+++ RECORDED INFORMATION +++

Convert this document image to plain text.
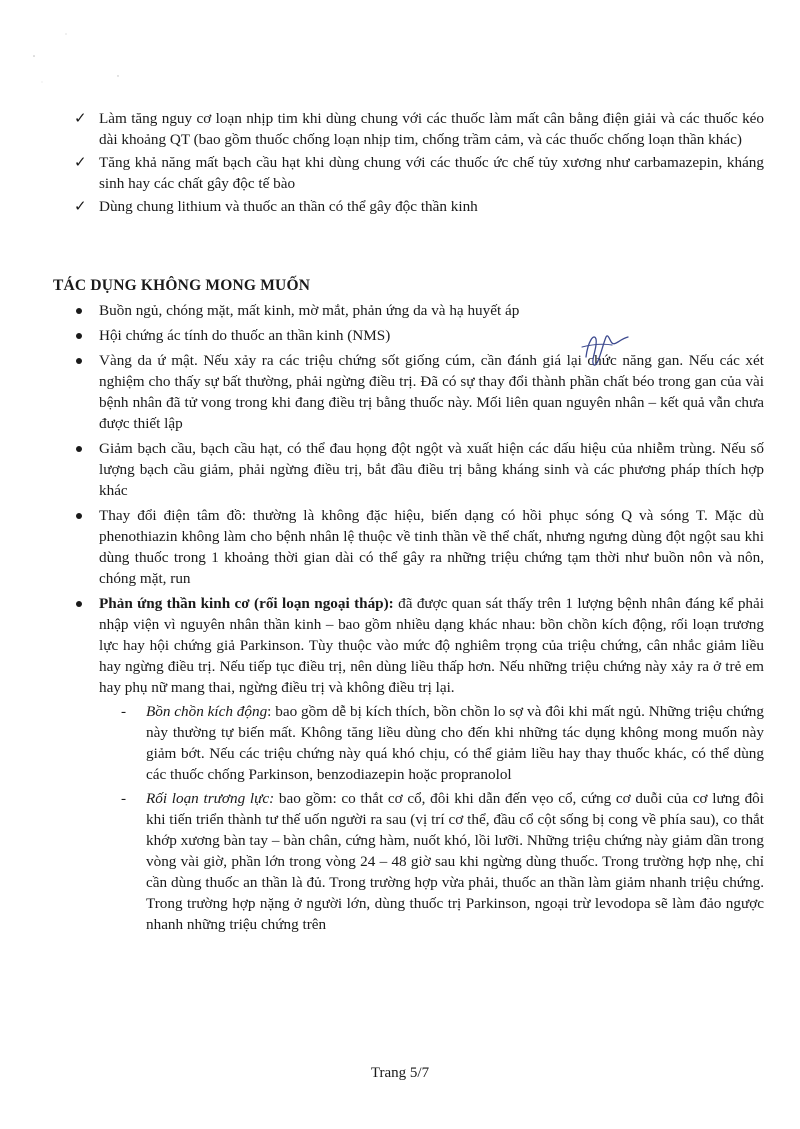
✓ Làm tăng nguy cơ loạn nhịp tim khi dùng chung với các thuốc làm mất cân bằng điện giải và các thuốc kéo dài khoảng QT (bao gồm thuốc chống loạn nhịp tim, chống trầm cảm, và các thuốc chống loạn thần khác)
✓ Tăng khả năng mất bạch cầu hạt khi dùng chung với các thuốc ức chế tủy xương như carbamazepin, kháng sinh hay các chất gây độc tế bào
✓ Dùng chung lithium và thuốc an thần có thể gây độc thần kinh
TÁC DỤNG KHÔNG MONG MUỐN
Buồn ngủ, chóng mặt, mất kinh, mờ mắt, phản ứng da và hạ huyết áp
Hội chứng ác tính do thuốc an thần kinh (NMS)
Vàng da ứ mật. Nếu xảy ra các triệu chứng sốt giống cúm, cần đánh giá lại chức năng gan. Nếu các xét nghiệm cho thấy sự bất thường, phải ngừng điều trị. Đã có sự thay đổi thành phần chất béo trong gan của vài bệnh nhân đã tử vong trong khi đang điều trị bằng thuốc này. Mối liên quan nguyên nhân – kết quả vẫn chưa được thiết lập
Giảm bạch cầu, bạch cầu hạt, có thể đau họng đột ngột và xuất hiện các dấu hiệu của nhiễm trùng. Nếu số lượng bạch cầu giảm, phải ngừng điều trị, bắt đầu điều trị bằng kháng sinh và các phương pháp thích hợp khác
Thay đổi điện tâm đồ: thường là không đặc hiệu, biến dạng có hồi phục sóng Q và sóng T. Mặc dù phenothiazin không làm cho bệnh nhân lệ thuộc về tinh thần về thể chất, nhưng ngưng dùng đột ngột sau khi dùng thuốc trong 1 khoảng thời gian dài có thể gây ra những triệu chứng tạm thời như buồn nôn và nôn, chóng mặt, run
Phản ứng thần kinh cơ (rối loạn ngoại tháp): đã được quan sát thấy trên 1 lượng bệnh nhân đáng kể phải nhập viện vì nguyên nhân thần kinh – bao gồm nhiều dạng khác nhau: bồn chồn kích động, rối loạn trương lực hay hội chứng giả Parkinson. Tùy thuộc vào mức độ nghiêm trọng của triệu chứng, cân nhắc giảm liều hay ngừng điều trị. Nếu tiếp tục điều trị, nên dùng liều thấp hơn. Nếu những triệu chứng này xảy ra ở trẻ em hay phụ nữ mang thai, ngừng điều trị và không điều trị lại.
- Bồn chồn kích động: bao gồm dễ bị kích thích, bồn chồn lo sợ và đôi khi mất ngủ. Những triệu chứng này thường tự biến mất. Không tăng liều dùng cho đến khi những tác dụng không mong muốn này giảm bớt. Nếu các triệu chứng này quá khó chịu, có thể giảm liều hay thay thuốc khác, có thể dùng các thuốc chống Parkinson, benzodiazepin hoặc propranolol
- Rối loạn trương lực: bao gồm: co thắt cơ cổ, đôi khi dẫn đến vẹo cổ, cứng cơ duỗi của cơ lưng đôi khi tiến triển thành tư thế uốn người ra sau (vị trí cơ thể, đầu cổ cột sống bị cong về phía sau), co thắt khớp xương bàn tay – bàn chân, cứng hàm, nuốt khó, lồi lưỡi. Những triệu chứng này giảm dần trong vòng vài giờ, phần lớn trong vòng 24 – 48 giờ sau khi ngừng dùng thuốc. Trong trường hợp nhẹ, chỉ cần dùng thuốc an thần là đủ. Trong trường hợp vừa phải, thuốc an thần làm giảm nhanh triệu chứng. Trong trường hợp nặng ở người lớn, dùng thuốc trị Parkinson, ngoại trừ levodopa sẽ làm đảo ngược nhanh những triệu chứng trên
Trang 5/7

+++

- WHAT THE EXERCISE ASKS
Of the lines in the data, how many contain the word "kháng"? Provide the number and nothing further.

- EXPECTED ANSWER
2